Give the listing again exactly, omitting its images.

Supplied information —

----

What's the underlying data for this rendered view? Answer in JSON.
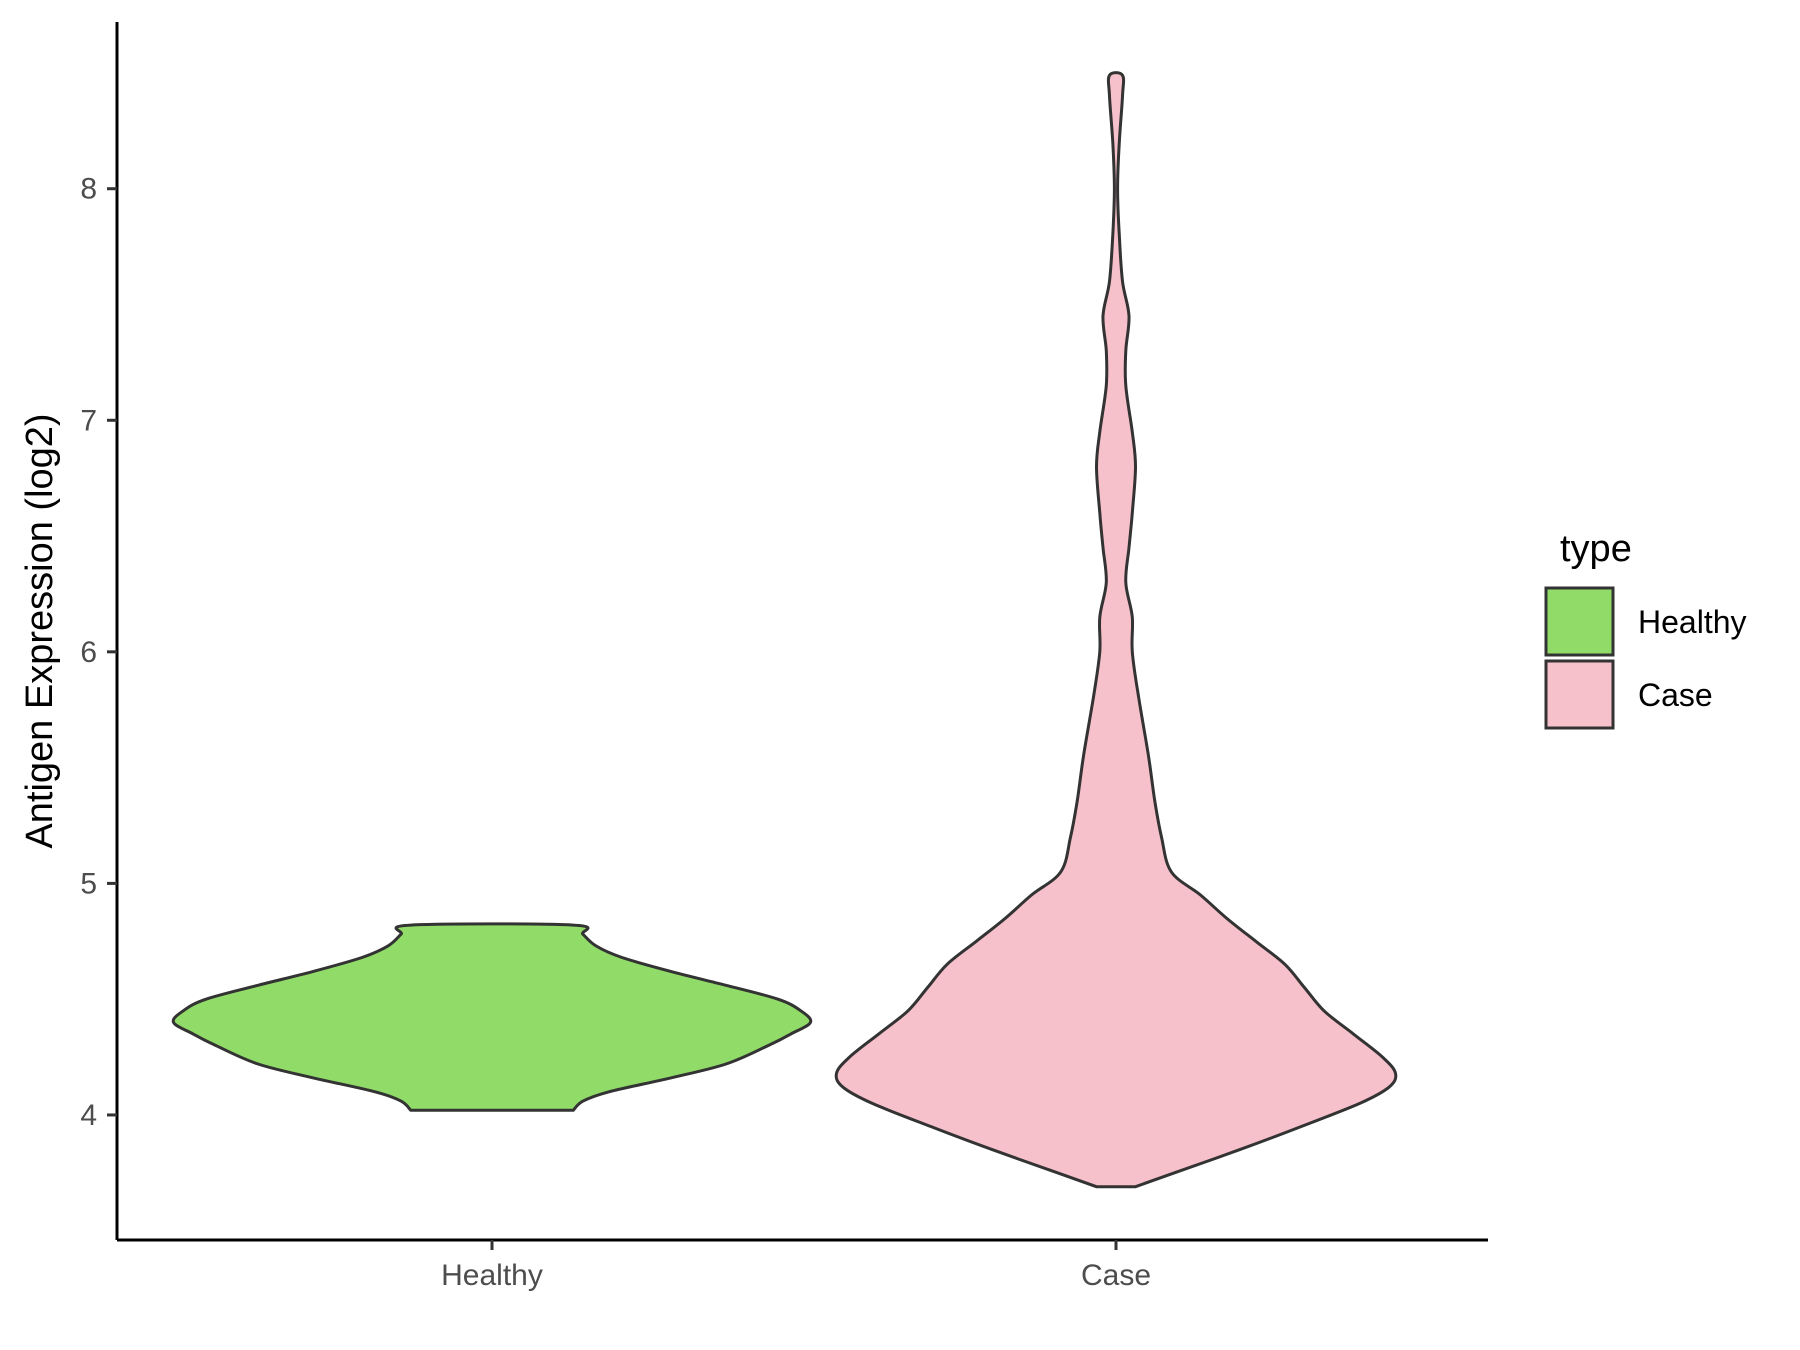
{
  "chart_data": {
    "type": "violin",
    "title": "",
    "xlabel": "",
    "ylabel": "Antigen Expression (log2)",
    "ylim": [
      3.46,
      8.72
    ],
    "yticks": [
      4,
      5,
      6,
      7,
      8
    ],
    "categories": [
      "Healthy",
      "Case"
    ],
    "legend": {
      "title": "type",
      "position": "right",
      "entries": [
        {
          "label": "Healthy",
          "color": "#91dc69"
        },
        {
          "label": "Case",
          "color": "#f7c1cc"
        }
      ]
    },
    "grid": false,
    "series": [
      {
        "name": "Healthy",
        "color": "#91dc69",
        "min": 4.02,
        "max": 4.82,
        "density_profile": [
          [
            4.02,
            0.25
          ],
          [
            4.06,
            0.28
          ],
          [
            4.1,
            0.36
          ],
          [
            4.16,
            0.55
          ],
          [
            4.22,
            0.72
          ],
          [
            4.3,
            0.85
          ],
          [
            4.35,
            0.92
          ],
          [
            4.4,
            0.98
          ],
          [
            4.45,
            0.95
          ],
          [
            4.5,
            0.88
          ],
          [
            4.56,
            0.72
          ],
          [
            4.62,
            0.55
          ],
          [
            4.68,
            0.4
          ],
          [
            4.73,
            0.32
          ],
          [
            4.78,
            0.28
          ],
          [
            4.82,
            0.25
          ]
        ]
      },
      {
        "name": "Case",
        "color": "#f7c1cc",
        "min": 3.69,
        "max": 8.49,
        "density_profile": [
          [
            3.69,
            0.06
          ],
          [
            3.75,
            0.18
          ],
          [
            3.85,
            0.38
          ],
          [
            3.95,
            0.57
          ],
          [
            4.05,
            0.75
          ],
          [
            4.12,
            0.84
          ],
          [
            4.18,
            0.86
          ],
          [
            4.25,
            0.82
          ],
          [
            4.35,
            0.73
          ],
          [
            4.45,
            0.64
          ],
          [
            4.55,
            0.58
          ],
          [
            4.65,
            0.52
          ],
          [
            4.75,
            0.43
          ],
          [
            4.85,
            0.34
          ],
          [
            4.95,
            0.26
          ],
          [
            5.05,
            0.17
          ],
          [
            5.2,
            0.14
          ],
          [
            5.35,
            0.12
          ],
          [
            5.55,
            0.1
          ],
          [
            5.8,
            0.07
          ],
          [
            6.0,
            0.05
          ],
          [
            6.15,
            0.05
          ],
          [
            6.3,
            0.03
          ],
          [
            6.45,
            0.04
          ],
          [
            6.6,
            0.05
          ],
          [
            6.8,
            0.06
          ],
          [
            6.95,
            0.05
          ],
          [
            7.15,
            0.03
          ],
          [
            7.3,
            0.03
          ],
          [
            7.45,
            0.04
          ],
          [
            7.6,
            0.02
          ],
          [
            7.8,
            0.01
          ],
          [
            8.0,
            0.005
          ],
          [
            8.2,
            0.01
          ],
          [
            8.4,
            0.02
          ],
          [
            8.49,
            0.02
          ]
        ]
      }
    ]
  }
}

----

Complete answer —
What's the underlying data for this rendered view? Answer in JSON.
{
  "chart_data": {
    "type": "violin",
    "title": "",
    "xlabel": "",
    "ylabel": "Antigen Expression (log2)",
    "ylim": [
      3.46,
      8.72
    ],
    "yticks": [
      4,
      5,
      6,
      7,
      8
    ],
    "categories": [
      "Healthy",
      "Case"
    ],
    "legend": {
      "title": "type",
      "position": "right",
      "entries": [
        {
          "label": "Healthy",
          "color": "#91dc69"
        },
        {
          "label": "Case",
          "color": "#f7c1cc"
        }
      ]
    },
    "grid": false,
    "series": [
      {
        "name": "Healthy",
        "color": "#91dc69",
        "min": 4.02,
        "max": 4.82,
        "density_profile": [
          [
            4.02,
            0.25
          ],
          [
            4.06,
            0.28
          ],
          [
            4.1,
            0.36
          ],
          [
            4.16,
            0.55
          ],
          [
            4.22,
            0.72
          ],
          [
            4.3,
            0.85
          ],
          [
            4.35,
            0.92
          ],
          [
            4.4,
            0.98
          ],
          [
            4.45,
            0.95
          ],
          [
            4.5,
            0.88
          ],
          [
            4.56,
            0.72
          ],
          [
            4.62,
            0.55
          ],
          [
            4.68,
            0.4
          ],
          [
            4.73,
            0.32
          ],
          [
            4.78,
            0.28
          ],
          [
            4.82,
            0.25
          ]
        ]
      },
      {
        "name": "Case",
        "color": "#f7c1cc",
        "min": 3.69,
        "max": 8.49,
        "density_profile": [
          [
            3.69,
            0.06
          ],
          [
            3.75,
            0.18
          ],
          [
            3.85,
            0.38
          ],
          [
            3.95,
            0.57
          ],
          [
            4.05,
            0.75
          ],
          [
            4.12,
            0.84
          ],
          [
            4.18,
            0.86
          ],
          [
            4.25,
            0.82
          ],
          [
            4.35,
            0.73
          ],
          [
            4.45,
            0.64
          ],
          [
            4.55,
            0.58
          ],
          [
            4.65,
            0.52
          ],
          [
            4.75,
            0.43
          ],
          [
            4.85,
            0.34
          ],
          [
            4.95,
            0.26
          ],
          [
            5.05,
            0.17
          ],
          [
            5.2,
            0.14
          ],
          [
            5.35,
            0.12
          ],
          [
            5.55,
            0.1
          ],
          [
            5.8,
            0.07
          ],
          [
            6.0,
            0.05
          ],
          [
            6.15,
            0.05
          ],
          [
            6.3,
            0.03
          ],
          [
            6.45,
            0.04
          ],
          [
            6.6,
            0.05
          ],
          [
            6.8,
            0.06
          ],
          [
            6.95,
            0.05
          ],
          [
            7.15,
            0.03
          ],
          [
            7.3,
            0.03
          ],
          [
            7.45,
            0.04
          ],
          [
            7.6,
            0.02
          ],
          [
            7.8,
            0.01
          ],
          [
            8.0,
            0.005
          ],
          [
            8.2,
            0.01
          ],
          [
            8.4,
            0.02
          ],
          [
            8.49,
            0.02
          ]
        ]
      }
    ]
  }
}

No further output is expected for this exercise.